Without omitting anything, retype the data that follows.

>> Begin GIVEN RECORDS

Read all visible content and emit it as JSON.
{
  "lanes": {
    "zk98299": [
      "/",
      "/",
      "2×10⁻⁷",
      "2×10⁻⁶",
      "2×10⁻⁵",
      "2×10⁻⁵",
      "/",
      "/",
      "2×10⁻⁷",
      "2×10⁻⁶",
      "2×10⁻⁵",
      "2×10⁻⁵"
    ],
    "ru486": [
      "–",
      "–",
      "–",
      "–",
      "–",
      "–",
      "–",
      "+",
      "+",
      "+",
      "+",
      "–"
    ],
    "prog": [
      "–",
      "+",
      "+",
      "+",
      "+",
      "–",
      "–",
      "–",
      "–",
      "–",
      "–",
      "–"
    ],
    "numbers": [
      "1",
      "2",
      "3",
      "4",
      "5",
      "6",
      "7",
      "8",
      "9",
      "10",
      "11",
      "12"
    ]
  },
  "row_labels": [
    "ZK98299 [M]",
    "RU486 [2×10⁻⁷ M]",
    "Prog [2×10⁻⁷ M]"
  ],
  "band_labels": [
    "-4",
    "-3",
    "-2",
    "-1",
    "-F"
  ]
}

>> End GIVEN RECORDS

• _TASK OUTPUT_:
Read all visible content and emit it as JSON.
{
  "lanes": {
    "zk98299": [
      "/",
      "/",
      "2×10⁻⁷",
      "2×10⁻⁶",
      "2×10⁻⁵",
      "2×10⁻⁵",
      "/",
      "/",
      "2×10⁻⁷",
      "2×10⁻⁶",
      "2×10⁻⁵",
      "2×10⁻⁵"
    ],
    "ru486": [
      "–",
      "–",
      "–",
      "–",
      "–",
      "–",
      "–",
      "+",
      "+",
      "+",
      "+",
      "–"
    ],
    "prog": [
      "–",
      "+",
      "+",
      "+",
      "+",
      "–",
      "–",
      "–",
      "–",
      "–",
      "–",
      "–"
    ],
    "numbers": [
      "1",
      "2",
      "3",
      "4",
      "5",
      "6",
      "7",
      "8",
      "9",
      "10",
      "11",
      "12"
    ]
  },
  "row_labels": [
    "ZK98299 [M]",
    "RU486 [2×10⁻⁷ M]",
    "Prog [2×10⁻⁷ M]"
  ],
  "band_labels": [
    "-4",
    "-3",
    "-2",
    "-1",
    "-F"
  ]
}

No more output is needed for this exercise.